→ What the task asks: Produce an exact transcription of the listing below, omitting the pictures.

→ Given information:
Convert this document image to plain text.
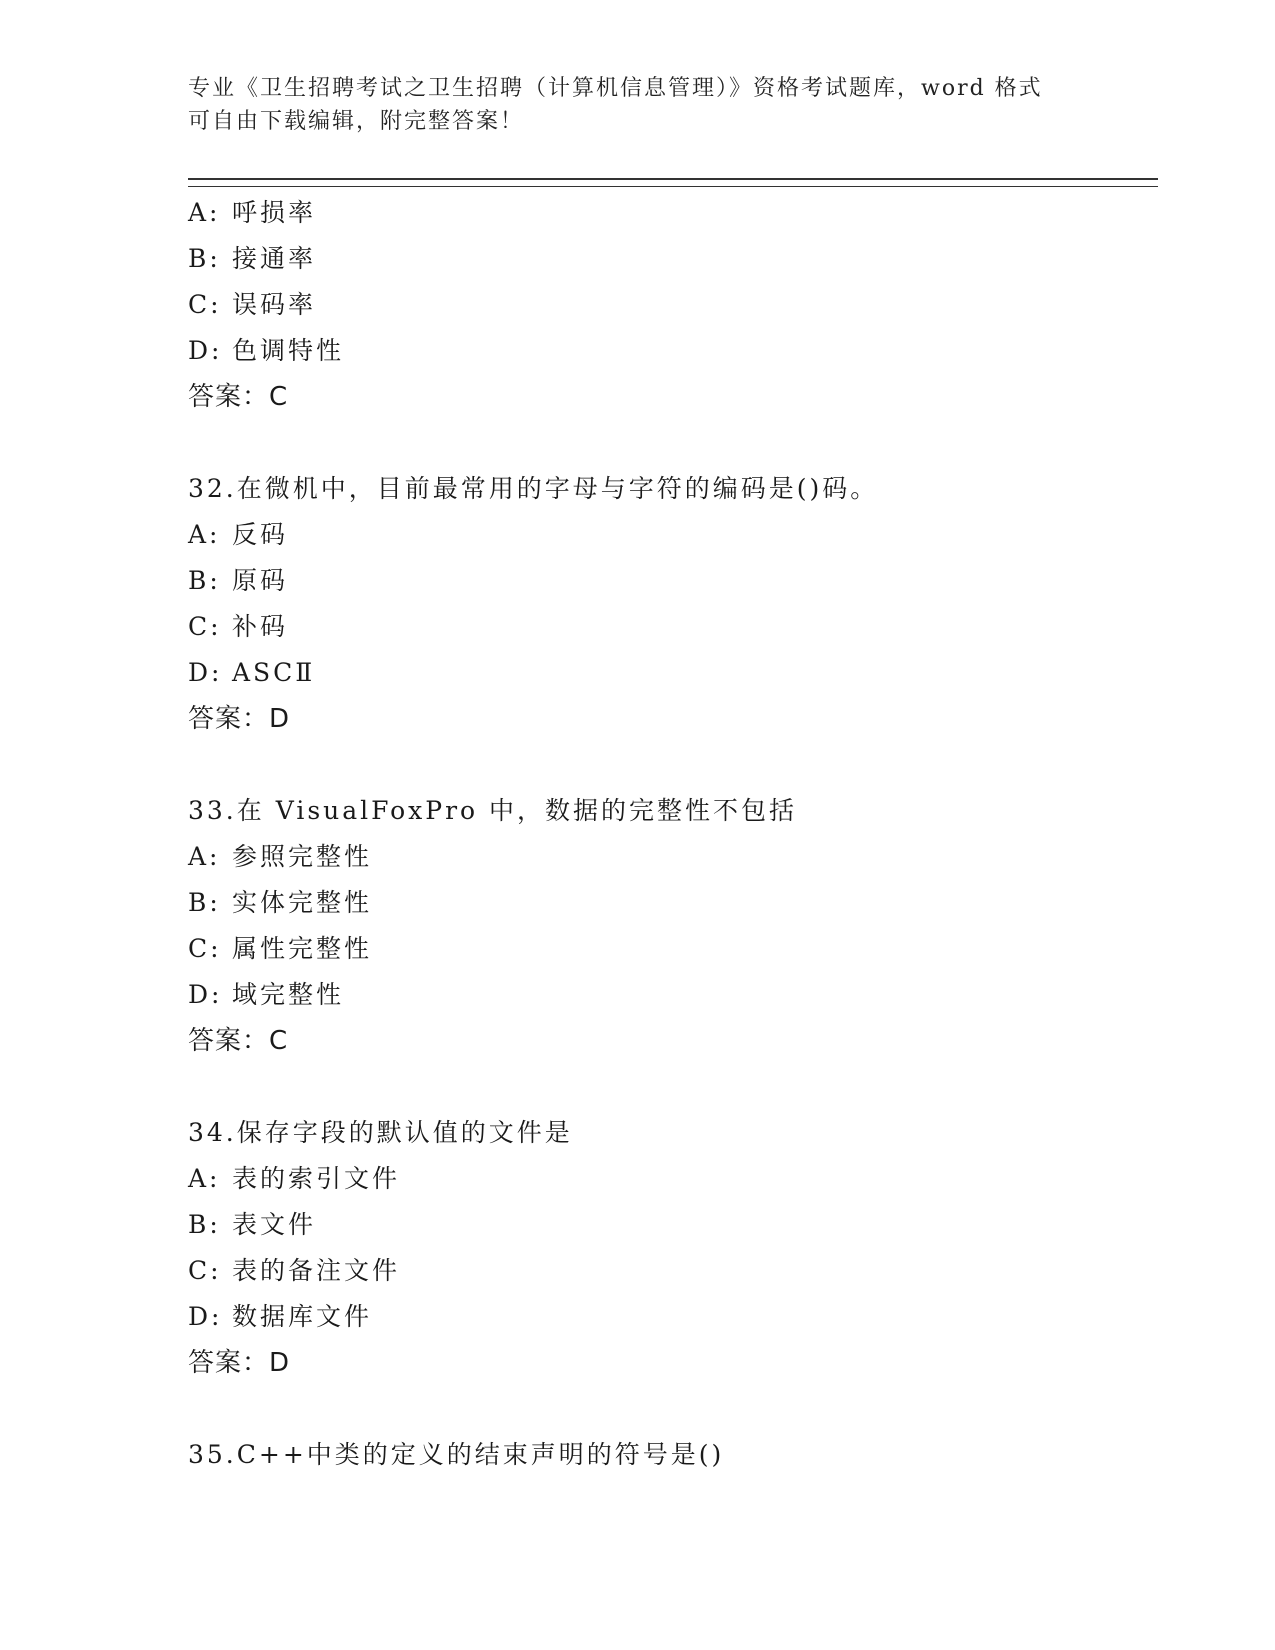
专业《卫生招聘考试之卫生招聘（计算机信息管理）》资格考试题库，word 格式
可自由下载编辑，附完整答案！
A: 呼损率
B: 接通率
C: 误码率
D: 色调特性
答案：C
32.在微机中，目前最常用的字母与字符的编码是()码。
A: 反码
B: 原码
C: 补码
D: ASCⅡ
答案：D
33.在 VisualFoxPro 中，数据的完整性不包括
A: 参照完整性
B: 实体完整性
C: 属性完整性
D: 域完整性
答案：C
34.保存字段的默认值的文件是
A: 表的索引文件
B: 表文件
C: 表的备注文件
D: 数据库文件
答案：D
35.C++中类的定义的结束声明的符号是()
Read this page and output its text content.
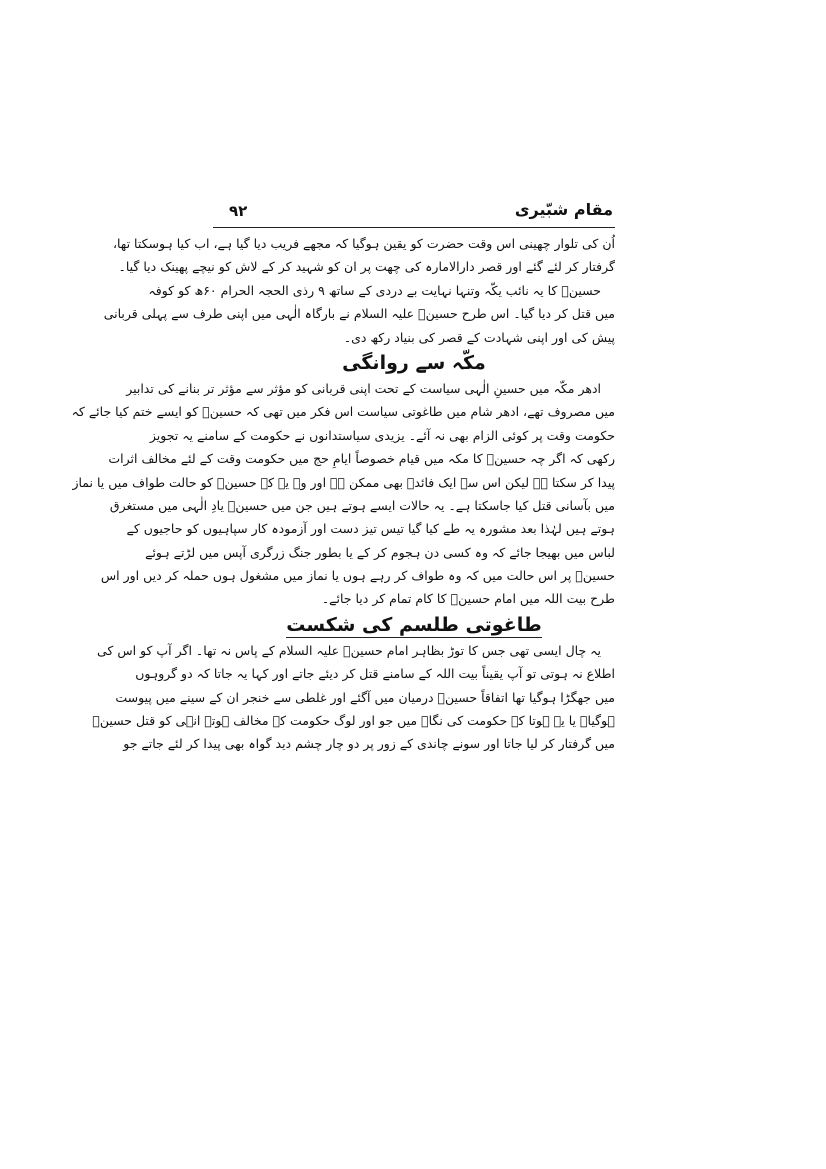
۹۲	مقام شبّیری
اُن کی تلوار چھینی اس وقت حضرت کو یقین ہوگیا کہ مجھے فریب دیا گیا ہے، اب کیا ہوسکتا تھا،
گرفتار کر لئے گئے اور قصر دارالامارہ کی چھت پر ان کو شہید کر کے لاش کو نیچے پھینک دیا گیا۔
حسینؑ کا یہ نائب یکّہ وتنہا نہایت بے دردی کے ساتھ ۹ رذی الحجہ الحرام ۶۰ھ کو کوفہ
میں قتل کر دیا گیا۔ اس طرح حسینؑ علیہ السلام نے بارگاہ الٰہی میں اپنی طرف سے پہلی قربانی
پیش کی اور اپنی شہادت کے قصر کی بنیاد رکھ دی۔
مکّہ سے روانگی
ادھر مکّہ میں حسینِ الٰہی سیاست کے تحت اپنی قربانی کو مؤثر سے مؤثر تر بنانے کی تدابیر
میں مصروف تھے، ادھر شام میں طاغوتی سیاست اس فکر میں تھی کہ حسینؑ کو ایسے ختم کیا جائے کہ
حکومت وقت پر کوئی الزام بھی نہ آئے۔ یزیدی سیاستدانوں نے حکومت کے سامنے یہ تجویز
رکھی کہ اگر چہ حسینؑ کا مکہ میں قیام خصوصاً ایامِ حج میں حکومت وقت کے لئے مخالف اثرات
پیدا کر سکتا ہے لیکن اس سے ایک فائدہ بھی ممکن ہے اور وہ یہ کہ حسینؑ کو حالت طواف میں یا نماز
میں بآسانی قتل کیا جاسکتا ہے۔ یہ حالات ایسے ہوتے ہیں جن میں حسینؑ یادِ الٰہی میں مستغرق
ہوتے ہیں لہٰذا بعد مشورہ یہ طے کیا گیا تیس تیز دست اور آزمودہ کار سپاہیوں کو حاجیوں کے
لباس میں بھیجا جائے کہ وہ کسی دن ہجوم کر کے یا بطور جنگ زرگری آپس میں لڑتے ہوئے
حسینؑ پر اس حالت میں کہ وہ طواف کر رہے ہوں یا نماز میں مشغول ہوں حملہ کر دیں اور اس
طرح بیت اللہ میں امام حسینؑ کا کام تمام کر دیا جائے۔
طاغوتی طلسم کی شکست
یہ چال ایسی تھی جس کا توڑ بظاہر امام حسینؑ علیہ السلام کے پاس نہ تھا۔ اگر آپ کو اس کی
اطلاع نہ ہوتی تو آپ یقیناً بیت اللہ کے سامنے قتل کر دیئے جاتے اور کہا یہ جاتا کہ دو گروہوں
میں جھگڑا ہوگیا تھا اتفاقاً حسینؑ درمیان میں آگئے اور غلطی سے خنجر ان کے سینے میں پیوست
ہوگیا۔ یا یہ ہوتا کہ حکومت کی نگاہ میں جو اور لوگ حکومت کے مخالف ہوتے انہی کو قتل حسینؑ
میں گرفتار کر لیا جاتا اور سونے چاندی کے زور پر دو چار چشم دید گواہ بھی پیدا کر لئے جاتے جو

→ Response below:
Convert this document image to plain text.
专业《卫生招聘考试之卫生招聘（计算机信息管理）》资格考试题库，word 格式
可自由下载编辑，附完整答案！
A: 呼损率
B: 接通率
C: 误码率
D: 色调特性
答案：C
32.在微机中，目前最常用的字母与字符的编码是()码。
A: 反码
B: 原码
C: 补码
D: ASCⅡ
答案：D
33.在 VisualFoxPro 中，数据的完整性不包括
A: 参照完整性
B: 实体完整性
C: 属性完整性
D: 域完整性
答案：C
34.保存字段的默认值的文件是
A: 表的索引文件
B: 表文件
C: 表的备注文件
D: 数据库文件
答案：D
35.C++中类的定义的结束声明的符号是()
Read this page and output its text content.
۹۲	مقام شبّیری
اُن کی تلوار چھینی اس وقت حضرت کو یقین ہوگیا کہ مجھے فریب دیا گیا ہے، اب کیا ہوسکتا تھا،
گرفتار کر لئے گئے اور قصر دارالامارہ کی چھت پر ان کو شہید کر کے لاش کو نیچے پھینک دیا گیا۔
حسینؑ کا یہ نائب یکّہ وتنہا نہایت بے دردی کے ساتھ ۹ رذی الحجہ الحرام ۶۰ھ کو کوفہ
میں قتل کر دیا گیا۔ اس طرح حسینؑ علیہ السلام نے بارگاہ الٰہی میں اپنی طرف سے پہلی قربانی
پیش کی اور اپنی شہادت کے قصر کی بنیاد رکھ دی۔
مکّہ سے روانگی
ادھر مکّہ میں حسینِ الٰہی سیاست کے تحت اپنی قربانی کو مؤثر سے مؤثر تر بنانے کی تدابیر
میں مصروف تھے، ادھر شام میں طاغوتی سیاست اس فکر میں تھی کہ حسینؑ کو ایسے ختم کیا جائے کہ
حکومت وقت پر کوئی الزام بھی نہ آئے۔ یزیدی سیاستدانوں نے حکومت کے سامنے یہ تجویز
رکھی کہ اگر چہ حسینؑ کا مکہ میں قیام خصوصاً ایامِ حج میں حکومت وقت کے لئے مخالف اثرات
پیدا کر سکتا ہے لیکن اس سے ایک فائدہ بھی ممکن ہے اور وہ یہ کہ حسینؑ کو حالت طواف میں یا نماز
میں بآسانی قتل کیا جاسکتا ہے۔ یہ حالات ایسے ہوتے ہیں جن میں حسینؑ یادِ الٰہی میں مستغرق
ہوتے ہیں لہٰذا بعد مشورہ یہ طے کیا گیا تیس تیز دست اور آزمودہ کار سپاہیوں کو حاجیوں کے
لباس میں بھیجا جائے کہ وہ کسی دن ہجوم کر کے یا بطور جنگ زرگری آپس میں لڑتے ہوئے
حسینؑ پر اس حالت میں کہ وہ طواف کر رہے ہوں یا نماز میں مشغول ہوں حملہ کر دیں اور اس
طرح بیت اللہ میں امام حسینؑ کا کام تمام کر دیا جائے۔
طاغوتی طلسم کی شکست
یہ چال ایسی تھی جس کا توڑ بظاہر امام حسینؑ علیہ السلام کے پاس نہ تھا۔ اگر آپ کو اس کی
اطلاع نہ ہوتی تو آپ یقیناً بیت اللہ کے سامنے قتل کر دیئے جاتے اور کہا یہ جاتا کہ دو گروہوں
میں جھگڑا ہوگیا تھا اتفاقاً حسینؑ درمیان میں آگئے اور غلطی سے خنجر ان کے سینے میں پیوست
ہوگیا۔ یا یہ ہوتا کہ حکومت کی نگاہ میں جو اور لوگ حکومت کے مخالف ہوتے انہی کو قتل حسینؑ
میں گرفتار کر لیا جاتا اور سونے چاندی کے زور پر دو چار چشم دید گواہ بھی پیدا کر لئے جاتے جو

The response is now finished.